::: DATA FOR PROCESSING

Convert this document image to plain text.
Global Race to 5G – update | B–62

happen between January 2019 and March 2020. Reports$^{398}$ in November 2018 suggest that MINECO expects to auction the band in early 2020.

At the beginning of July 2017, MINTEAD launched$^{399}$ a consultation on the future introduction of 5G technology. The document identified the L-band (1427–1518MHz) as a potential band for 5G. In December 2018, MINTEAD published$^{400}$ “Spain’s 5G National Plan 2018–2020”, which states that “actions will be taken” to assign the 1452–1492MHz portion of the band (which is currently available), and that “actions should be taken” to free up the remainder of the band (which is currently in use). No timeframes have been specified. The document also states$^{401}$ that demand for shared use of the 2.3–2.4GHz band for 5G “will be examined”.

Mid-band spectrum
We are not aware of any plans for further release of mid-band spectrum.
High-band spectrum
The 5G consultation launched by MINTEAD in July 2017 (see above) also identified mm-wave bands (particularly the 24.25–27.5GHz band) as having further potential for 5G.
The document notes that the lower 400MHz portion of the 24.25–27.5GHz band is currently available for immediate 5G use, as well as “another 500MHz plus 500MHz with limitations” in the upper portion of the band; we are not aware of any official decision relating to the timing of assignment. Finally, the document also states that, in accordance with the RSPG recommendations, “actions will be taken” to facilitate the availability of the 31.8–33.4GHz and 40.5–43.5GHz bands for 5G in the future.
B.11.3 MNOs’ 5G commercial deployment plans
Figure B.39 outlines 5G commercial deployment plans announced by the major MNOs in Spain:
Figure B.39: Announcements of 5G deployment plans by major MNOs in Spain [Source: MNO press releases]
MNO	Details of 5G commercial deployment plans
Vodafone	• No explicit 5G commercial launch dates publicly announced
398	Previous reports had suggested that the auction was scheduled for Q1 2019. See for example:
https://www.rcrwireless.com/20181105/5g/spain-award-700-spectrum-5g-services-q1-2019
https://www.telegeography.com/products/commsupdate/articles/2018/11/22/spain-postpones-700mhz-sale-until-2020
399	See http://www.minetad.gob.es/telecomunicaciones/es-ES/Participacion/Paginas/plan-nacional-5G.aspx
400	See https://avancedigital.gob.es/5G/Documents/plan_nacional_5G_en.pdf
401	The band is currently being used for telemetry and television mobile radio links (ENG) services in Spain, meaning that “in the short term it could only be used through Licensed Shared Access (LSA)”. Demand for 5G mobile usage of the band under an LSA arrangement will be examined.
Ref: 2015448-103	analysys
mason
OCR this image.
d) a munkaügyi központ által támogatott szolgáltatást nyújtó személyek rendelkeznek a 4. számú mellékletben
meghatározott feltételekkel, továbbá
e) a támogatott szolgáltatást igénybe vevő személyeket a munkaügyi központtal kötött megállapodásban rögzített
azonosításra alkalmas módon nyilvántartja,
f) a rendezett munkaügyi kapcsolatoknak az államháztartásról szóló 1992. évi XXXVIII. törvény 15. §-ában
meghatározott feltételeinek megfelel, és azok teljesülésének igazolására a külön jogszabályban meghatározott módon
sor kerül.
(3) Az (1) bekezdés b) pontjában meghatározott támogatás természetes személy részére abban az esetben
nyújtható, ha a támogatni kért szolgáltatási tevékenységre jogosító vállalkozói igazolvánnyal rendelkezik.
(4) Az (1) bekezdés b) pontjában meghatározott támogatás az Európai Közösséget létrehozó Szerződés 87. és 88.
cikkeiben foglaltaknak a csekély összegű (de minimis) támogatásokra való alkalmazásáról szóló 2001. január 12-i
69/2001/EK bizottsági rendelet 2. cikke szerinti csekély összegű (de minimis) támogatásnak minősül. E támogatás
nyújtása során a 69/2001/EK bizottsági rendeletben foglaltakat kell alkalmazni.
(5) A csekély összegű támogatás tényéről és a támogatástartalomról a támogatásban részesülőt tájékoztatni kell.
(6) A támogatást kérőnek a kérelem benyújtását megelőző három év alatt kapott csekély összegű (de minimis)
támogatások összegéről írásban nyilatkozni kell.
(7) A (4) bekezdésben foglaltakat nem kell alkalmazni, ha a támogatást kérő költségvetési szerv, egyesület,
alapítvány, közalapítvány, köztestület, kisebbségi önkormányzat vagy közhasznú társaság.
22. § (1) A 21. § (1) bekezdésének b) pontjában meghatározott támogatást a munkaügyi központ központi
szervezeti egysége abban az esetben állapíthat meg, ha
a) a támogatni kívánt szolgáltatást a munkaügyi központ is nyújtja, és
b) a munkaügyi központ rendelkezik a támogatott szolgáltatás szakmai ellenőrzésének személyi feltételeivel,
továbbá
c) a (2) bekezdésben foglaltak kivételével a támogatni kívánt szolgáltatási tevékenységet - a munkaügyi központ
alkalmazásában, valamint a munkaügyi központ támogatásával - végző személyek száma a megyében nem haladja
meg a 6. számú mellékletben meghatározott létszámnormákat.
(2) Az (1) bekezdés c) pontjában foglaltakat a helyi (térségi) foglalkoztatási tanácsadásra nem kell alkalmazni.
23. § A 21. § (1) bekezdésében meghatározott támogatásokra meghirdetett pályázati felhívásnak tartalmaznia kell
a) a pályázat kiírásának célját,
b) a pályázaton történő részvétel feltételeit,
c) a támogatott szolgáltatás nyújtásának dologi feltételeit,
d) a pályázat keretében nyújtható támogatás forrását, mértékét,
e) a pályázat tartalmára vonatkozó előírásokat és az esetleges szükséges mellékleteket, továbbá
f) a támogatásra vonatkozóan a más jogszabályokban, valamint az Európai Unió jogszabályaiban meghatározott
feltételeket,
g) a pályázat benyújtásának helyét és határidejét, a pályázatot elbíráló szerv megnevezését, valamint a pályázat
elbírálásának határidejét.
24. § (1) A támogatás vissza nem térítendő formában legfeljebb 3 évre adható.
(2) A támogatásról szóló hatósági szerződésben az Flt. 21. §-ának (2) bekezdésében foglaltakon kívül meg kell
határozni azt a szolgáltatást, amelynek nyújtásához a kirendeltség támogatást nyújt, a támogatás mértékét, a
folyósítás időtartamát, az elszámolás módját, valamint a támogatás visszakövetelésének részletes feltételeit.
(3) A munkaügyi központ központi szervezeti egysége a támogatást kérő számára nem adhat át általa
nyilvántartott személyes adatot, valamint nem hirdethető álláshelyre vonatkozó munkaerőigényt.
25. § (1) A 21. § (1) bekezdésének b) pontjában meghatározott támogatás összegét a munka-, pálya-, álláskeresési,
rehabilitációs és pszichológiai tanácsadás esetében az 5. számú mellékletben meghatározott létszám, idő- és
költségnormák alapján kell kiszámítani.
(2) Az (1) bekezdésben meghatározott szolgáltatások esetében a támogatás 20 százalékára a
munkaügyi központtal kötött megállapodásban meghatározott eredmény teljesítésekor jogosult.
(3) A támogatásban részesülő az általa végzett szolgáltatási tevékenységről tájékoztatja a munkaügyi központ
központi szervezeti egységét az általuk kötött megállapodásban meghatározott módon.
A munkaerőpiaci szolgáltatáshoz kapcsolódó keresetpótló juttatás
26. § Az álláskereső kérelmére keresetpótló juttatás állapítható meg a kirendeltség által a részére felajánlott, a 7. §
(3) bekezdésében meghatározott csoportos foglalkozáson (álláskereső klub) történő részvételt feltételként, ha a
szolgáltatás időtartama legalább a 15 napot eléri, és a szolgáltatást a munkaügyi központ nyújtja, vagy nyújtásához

::::::

## WHAT IS NEEDED
Transcribe each entry precisely, missing none.

## EXERCISE OUTPUT
Convert this document image to plain text.
Global Race to 5G – update | B–62

happen between January 2019 and March 2020. Reports$^{398}$ in November 2018 suggest that MINECO expects to auction the band in early 2020.

At the beginning of July 2017, MINTEAD launched$^{399}$ a consultation on the future introduction of 5G technology. The document identified the L-band (1427–1518MHz) as a potential band for 5G. In December 2018, MINTEAD published$^{400}$ “Spain’s 5G National Plan 2018–2020”, which states that “actions will be taken” to assign the 1452–1492MHz portion of the band (which is currently available), and that “actions should be taken” to free up the remainder of the band (which is currently in use). No timeframes have been specified. The document also states$^{401}$ that demand for shared use of the 2.3–2.4GHz band for 5G “will be examined”.

Mid-band spectrum
We are not aware of any plans for further release of mid-band spectrum.
High-band spectrum
The 5G consultation launched by MINTEAD in July 2017 (see above) also identified mm-wave bands (particularly the 24.25–27.5GHz band) as having further potential for 5G.
The document notes that the lower 400MHz portion of the 24.25–27.5GHz band is currently available for immediate 5G use, as well as “another 500MHz plus 500MHz with limitations” in the upper portion of the band; we are not aware of any official decision relating to the timing of assignment. Finally, the document also states that, in accordance with the RSPG recommendations, “actions will be taken” to facilitate the availability of the 31.8–33.4GHz and 40.5–43.5GHz bands for 5G in the future.
B.11.3 MNOs’ 5G commercial deployment plans
Figure B.39 outlines 5G commercial deployment plans announced by the major MNOs in Spain:
Figure B.39: Announcements of 5G deployment plans by major MNOs in Spain [Source: MNO press releases]
MNO	Details of 5G commercial deployment plans
Vodafone	• No explicit 5G commercial launch dates publicly announced
398	Previous reports had suggested that the auction was scheduled for Q1 2019. See for example:
https://www.rcrwireless.com/20181105/5g/spain-award-700-spectrum-5g-services-q1-2019
https://www.telegeography.com/products/commsupdate/articles/2018/11/22/spain-postpones-700mhz-sale-until-2020
399	See http://www.minetad.gob.es/telecomunicaciones/es-ES/Participacion/Paginas/plan-nacional-5G.aspx
400	See https://avancedigital.gob.es/5G/Documents/plan_nacional_5G_en.pdf
401	The band is currently being used for telemetry and television mobile radio links (ENG) services in Spain, meaning that “in the short term it could only be used through Licensed Shared Access (LSA)”. Demand for 5G mobile usage of the band under an LSA arrangement will be examined.
Ref: 2015448-103	analysys
mason
OCR this image.
d) a munkaügyi központ által támogatott szolgáltatást nyújtó személyek rendelkeznek a 4. számú mellékletben
meghatározott feltételekkel, továbbá
e) a támogatott szolgáltatást igénybe vevő személyeket a munkaügyi központtal kötött megállapodásban rögzített
azonosításra alkalmas módon nyilvántartja,
f) a rendezett munkaügyi kapcsolatoknak az államháztartásról szóló 1992. évi XXXVIII. törvény 15. §-ában
meghatározott feltételeinek megfelel, és azok teljesülésének igazolására a külön jogszabályban meghatározott módon
sor kerül.
(3) Az (1) bekezdés b) pontjában meghatározott támogatás természetes személy részére abban az esetben
nyújtható, ha a támogatni kért szolgáltatási tevékenységre jogosító vállalkozói igazolvánnyal rendelkezik.
(4) Az (1) bekezdés b) pontjában meghatározott támogatás az Európai Közösséget létrehozó Szerződés 87. és 88.
cikkeiben foglaltaknak a csekély összegű (de minimis) támogatásokra való alkalmazásáról szóló 2001. január 12-i
69/2001/EK bizottsági rendelet 2. cikke szerinti csekély összegű (de minimis) támogatásnak minősül. E támogatás
nyújtása során a 69/2001/EK bizottsági rendeletben foglaltakat kell alkalmazni.
(5) A csekély összegű támogatás tényéről és a támogatástartalomról a támogatásban részesülőt tájékoztatni kell.
(6) A támogatást kérőnek a kérelem benyújtását megelőző három év alatt kapott csekély összegű (de minimis)
támogatások összegéről írásban nyilatkozni kell.
(7) A (4) bekezdésben foglaltakat nem kell alkalmazni, ha a támogatást kérő költségvetési szerv, egyesület,
alapítvány, közalapítvány, köztestület, kisebbségi önkormányzat vagy közhasznú társaság.
22. § (1) A 21. § (1) bekezdésének b) pontjában meghatározott támogatást a munkaügyi központ központi
szervezeti egysége abban az esetben állapíthat meg, ha
a) a támogatni kívánt szolgáltatást a munkaügyi központ is nyújtja, és
b) a munkaügyi központ rendelkezik a támogatott szolgáltatás szakmai ellenőrzésének személyi feltételeivel,
továbbá
c) a (2) bekezdésben foglaltak kivételével a támogatni kívánt szolgáltatási tevékenységet - a munkaügyi központ
alkalmazásában, valamint a munkaügyi központ támogatásával - végző személyek száma a megyében nem haladja
meg a 6. számú mellékletben meghatározott létszámnormákat.
(2) Az (1) bekezdés c) pontjában foglaltakat a helyi (térségi) foglalkoztatási tanácsadásra nem kell alkalmazni.
23. § A 21. § (1) bekezdésében meghatározott támogatásokra meghirdetett pályázati felhívásnak tartalmaznia kell
a) a pályázat kiírásának célját,
b) a pályázaton történő részvétel feltételeit,
c) a támogatott szolgáltatás nyújtásának dologi feltételeit,
d) a pályázat keretében nyújtható támogatás forrását, mértékét,
e) a pályázat tartalmára vonatkozó előírásokat és az esetleges szükséges mellékleteket, továbbá
f) a támogatásra vonatkozóan a más jogszabályokban, valamint az Európai Unió jogszabályaiban meghatározott
feltételeket,
g) a pályázat benyújtásának helyét és határidejét, a pályázatot elbíráló szerv megnevezését, valamint a pályázat
elbírálásának határidejét.
24. § (1) A támogatás vissza nem térítendő formában legfeljebb 3 évre adható.
(2) A támogatásról szóló hatósági szerződésben az Flt. 21. §-ának (2) bekezdésében foglaltakon kívül meg kell
határozni azt a szolgáltatást, amelynek nyújtásához a kirendeltség támogatást nyújt, a támogatás mértékét, a
folyósítás időtartamát, az elszámolás módját, valamint a támogatás visszakövetelésének részletes feltételeit.
(3) A munkaügyi központ központi szervezeti egysége a támogatást kérő számára nem adhat át általa
nyilvántartott személyes adatot, valamint nem hirdethető álláshelyre vonatkozó munkaerőigényt.
25. § (1) A 21. § (1) bekezdésének b) pontjában meghatározott támogatás összegét a munka-, pálya-, álláskeresési,
rehabilitációs és pszichológiai tanácsadás esetében az 5. számú mellékletben meghatározott létszám, idő- és
költségnormák alapján kell kiszámítani.
(2) Az (1) bekezdésben meghatározott szolgáltatások esetében a támogatás 20 százalékára a
munkaügyi központtal kötött megállapodásban meghatározott eredmény teljesítésekor jogosult.
(3) A támogatásban részesülő az általa végzett szolgáltatási tevékenységről tájékoztatja a munkaügyi központ
központi szervezeti egységét az általuk kötött megállapodásban meghatározott módon.
A munkaerőpiaci szolgáltatáshoz kapcsolódó keresetpótló juttatás
26. § Az álláskereső kérelmére keresetpótló juttatás állapítható meg a kirendeltség által a részére felajánlott, a 7. §
(3) bekezdésében meghatározott csoportos foglalkozáson (álláskereső klub) történő részvételt feltételként, ha a
szolgáltatás időtartama legalább a 15 napot eléri, és a szolgáltatást a munkaügyi központ nyújtja, vagy nyújtásához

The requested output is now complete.